- _Exercise_: Pull out every line containing the string "Background".

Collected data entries
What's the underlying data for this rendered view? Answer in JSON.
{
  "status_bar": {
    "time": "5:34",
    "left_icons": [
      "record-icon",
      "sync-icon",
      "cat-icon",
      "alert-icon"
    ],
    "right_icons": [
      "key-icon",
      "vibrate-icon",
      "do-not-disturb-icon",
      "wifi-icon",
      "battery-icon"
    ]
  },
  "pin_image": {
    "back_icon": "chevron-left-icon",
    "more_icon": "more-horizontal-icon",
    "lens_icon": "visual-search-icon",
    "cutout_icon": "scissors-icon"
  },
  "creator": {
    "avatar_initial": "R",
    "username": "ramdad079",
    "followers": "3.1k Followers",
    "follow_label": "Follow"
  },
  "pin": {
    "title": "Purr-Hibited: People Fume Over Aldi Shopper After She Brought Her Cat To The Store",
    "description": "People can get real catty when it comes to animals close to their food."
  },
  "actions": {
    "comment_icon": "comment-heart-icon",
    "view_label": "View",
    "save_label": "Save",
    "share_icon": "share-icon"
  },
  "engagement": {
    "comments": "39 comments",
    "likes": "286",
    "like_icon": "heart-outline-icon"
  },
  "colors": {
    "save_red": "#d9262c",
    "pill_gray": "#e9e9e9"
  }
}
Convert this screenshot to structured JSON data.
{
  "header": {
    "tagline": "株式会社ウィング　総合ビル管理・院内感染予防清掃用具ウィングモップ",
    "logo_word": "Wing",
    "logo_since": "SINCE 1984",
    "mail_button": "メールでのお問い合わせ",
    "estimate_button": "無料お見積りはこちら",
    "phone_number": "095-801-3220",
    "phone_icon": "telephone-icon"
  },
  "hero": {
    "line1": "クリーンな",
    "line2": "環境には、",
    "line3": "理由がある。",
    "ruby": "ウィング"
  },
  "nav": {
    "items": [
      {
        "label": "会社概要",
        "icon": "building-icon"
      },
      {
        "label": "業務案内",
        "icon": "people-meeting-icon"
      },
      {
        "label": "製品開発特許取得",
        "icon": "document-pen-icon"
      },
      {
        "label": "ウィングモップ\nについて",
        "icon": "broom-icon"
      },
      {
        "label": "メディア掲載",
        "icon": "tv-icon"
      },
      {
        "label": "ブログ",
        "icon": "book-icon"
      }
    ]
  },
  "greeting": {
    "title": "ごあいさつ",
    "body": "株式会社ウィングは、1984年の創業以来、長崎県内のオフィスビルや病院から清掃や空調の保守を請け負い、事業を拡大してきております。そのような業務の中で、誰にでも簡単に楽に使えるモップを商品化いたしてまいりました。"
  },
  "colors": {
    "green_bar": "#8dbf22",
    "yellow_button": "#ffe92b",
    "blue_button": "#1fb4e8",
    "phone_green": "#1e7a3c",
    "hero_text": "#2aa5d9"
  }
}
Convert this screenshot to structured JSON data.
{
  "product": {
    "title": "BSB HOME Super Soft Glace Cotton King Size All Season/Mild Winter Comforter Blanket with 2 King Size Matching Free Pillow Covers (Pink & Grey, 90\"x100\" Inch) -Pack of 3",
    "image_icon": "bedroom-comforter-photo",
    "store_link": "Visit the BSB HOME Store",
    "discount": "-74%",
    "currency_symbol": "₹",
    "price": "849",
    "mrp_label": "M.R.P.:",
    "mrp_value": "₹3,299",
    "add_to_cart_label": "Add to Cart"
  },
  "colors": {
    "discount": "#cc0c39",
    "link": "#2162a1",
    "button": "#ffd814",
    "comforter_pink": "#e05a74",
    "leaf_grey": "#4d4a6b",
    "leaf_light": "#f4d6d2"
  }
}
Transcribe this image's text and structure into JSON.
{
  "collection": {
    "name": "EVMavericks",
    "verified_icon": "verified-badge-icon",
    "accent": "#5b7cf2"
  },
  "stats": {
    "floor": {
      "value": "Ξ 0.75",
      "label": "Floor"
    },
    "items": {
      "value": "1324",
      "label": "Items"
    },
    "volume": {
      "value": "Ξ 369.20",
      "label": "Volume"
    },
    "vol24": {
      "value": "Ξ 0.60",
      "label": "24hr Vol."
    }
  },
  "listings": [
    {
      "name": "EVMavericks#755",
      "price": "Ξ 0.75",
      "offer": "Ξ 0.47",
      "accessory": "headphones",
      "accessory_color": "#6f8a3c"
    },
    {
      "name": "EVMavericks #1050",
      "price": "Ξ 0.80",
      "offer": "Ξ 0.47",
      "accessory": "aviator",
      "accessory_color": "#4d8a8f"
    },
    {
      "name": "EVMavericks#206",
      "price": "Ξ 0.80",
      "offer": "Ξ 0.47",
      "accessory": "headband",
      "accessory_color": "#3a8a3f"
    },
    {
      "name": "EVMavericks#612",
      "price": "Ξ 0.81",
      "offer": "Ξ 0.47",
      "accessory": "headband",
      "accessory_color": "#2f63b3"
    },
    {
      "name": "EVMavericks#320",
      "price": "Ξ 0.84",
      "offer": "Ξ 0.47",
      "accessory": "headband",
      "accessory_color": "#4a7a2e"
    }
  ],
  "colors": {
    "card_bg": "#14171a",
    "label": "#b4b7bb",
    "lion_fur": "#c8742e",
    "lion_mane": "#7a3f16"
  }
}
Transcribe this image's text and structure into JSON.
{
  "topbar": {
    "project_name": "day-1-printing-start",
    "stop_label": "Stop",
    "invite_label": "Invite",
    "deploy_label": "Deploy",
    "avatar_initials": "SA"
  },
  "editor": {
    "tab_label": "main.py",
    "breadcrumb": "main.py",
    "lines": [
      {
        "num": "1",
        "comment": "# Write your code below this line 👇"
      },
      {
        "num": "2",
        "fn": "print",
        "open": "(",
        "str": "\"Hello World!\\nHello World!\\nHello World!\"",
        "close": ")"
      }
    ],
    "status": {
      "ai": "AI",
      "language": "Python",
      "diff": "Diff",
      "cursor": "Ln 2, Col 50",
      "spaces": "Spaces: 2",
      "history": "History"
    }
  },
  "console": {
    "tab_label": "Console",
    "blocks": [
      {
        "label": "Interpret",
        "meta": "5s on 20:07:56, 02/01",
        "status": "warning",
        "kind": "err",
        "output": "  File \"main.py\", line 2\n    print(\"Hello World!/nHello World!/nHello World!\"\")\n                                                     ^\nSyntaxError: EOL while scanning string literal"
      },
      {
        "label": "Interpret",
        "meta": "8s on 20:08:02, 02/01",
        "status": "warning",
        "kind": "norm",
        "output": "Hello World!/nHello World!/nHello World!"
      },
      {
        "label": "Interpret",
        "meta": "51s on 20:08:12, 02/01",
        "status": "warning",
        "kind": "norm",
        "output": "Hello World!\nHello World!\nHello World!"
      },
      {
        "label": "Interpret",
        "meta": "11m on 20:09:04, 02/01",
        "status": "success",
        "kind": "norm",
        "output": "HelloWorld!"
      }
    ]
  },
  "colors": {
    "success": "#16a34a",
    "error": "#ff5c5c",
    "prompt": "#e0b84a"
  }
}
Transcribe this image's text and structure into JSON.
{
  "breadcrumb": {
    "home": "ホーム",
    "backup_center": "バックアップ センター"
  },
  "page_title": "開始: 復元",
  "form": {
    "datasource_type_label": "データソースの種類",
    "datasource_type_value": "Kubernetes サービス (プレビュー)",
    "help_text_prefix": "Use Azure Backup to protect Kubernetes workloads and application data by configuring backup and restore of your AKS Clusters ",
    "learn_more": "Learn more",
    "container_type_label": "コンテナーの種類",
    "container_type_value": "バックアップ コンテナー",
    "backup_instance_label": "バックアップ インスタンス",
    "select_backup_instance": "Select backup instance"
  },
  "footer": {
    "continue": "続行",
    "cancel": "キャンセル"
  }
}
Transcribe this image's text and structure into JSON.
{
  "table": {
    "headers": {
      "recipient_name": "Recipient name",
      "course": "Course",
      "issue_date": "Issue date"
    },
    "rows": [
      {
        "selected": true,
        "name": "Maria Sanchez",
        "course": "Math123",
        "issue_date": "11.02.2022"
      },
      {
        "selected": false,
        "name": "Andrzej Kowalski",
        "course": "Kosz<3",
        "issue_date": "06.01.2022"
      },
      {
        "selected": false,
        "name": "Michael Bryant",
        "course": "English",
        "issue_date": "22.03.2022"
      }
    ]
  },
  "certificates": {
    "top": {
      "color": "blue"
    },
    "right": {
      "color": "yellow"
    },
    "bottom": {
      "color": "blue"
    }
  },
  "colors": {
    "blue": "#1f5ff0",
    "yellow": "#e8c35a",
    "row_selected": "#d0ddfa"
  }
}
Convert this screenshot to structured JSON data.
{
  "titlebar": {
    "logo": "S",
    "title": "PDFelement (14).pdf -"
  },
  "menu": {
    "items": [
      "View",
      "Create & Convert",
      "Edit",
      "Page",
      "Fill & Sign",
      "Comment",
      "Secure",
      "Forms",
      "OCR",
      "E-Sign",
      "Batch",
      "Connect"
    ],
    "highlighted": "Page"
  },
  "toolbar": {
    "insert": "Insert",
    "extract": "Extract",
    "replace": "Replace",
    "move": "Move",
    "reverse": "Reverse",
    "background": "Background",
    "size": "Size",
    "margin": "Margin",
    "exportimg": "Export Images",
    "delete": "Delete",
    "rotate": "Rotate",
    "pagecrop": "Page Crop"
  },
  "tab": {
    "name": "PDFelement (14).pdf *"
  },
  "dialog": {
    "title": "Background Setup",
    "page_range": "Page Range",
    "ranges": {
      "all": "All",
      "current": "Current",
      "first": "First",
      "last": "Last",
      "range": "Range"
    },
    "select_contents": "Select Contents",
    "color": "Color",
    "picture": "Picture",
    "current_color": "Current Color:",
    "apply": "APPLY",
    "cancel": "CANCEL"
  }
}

- _Finished task_:
    "background": "Background",
    "title": "Background Setup",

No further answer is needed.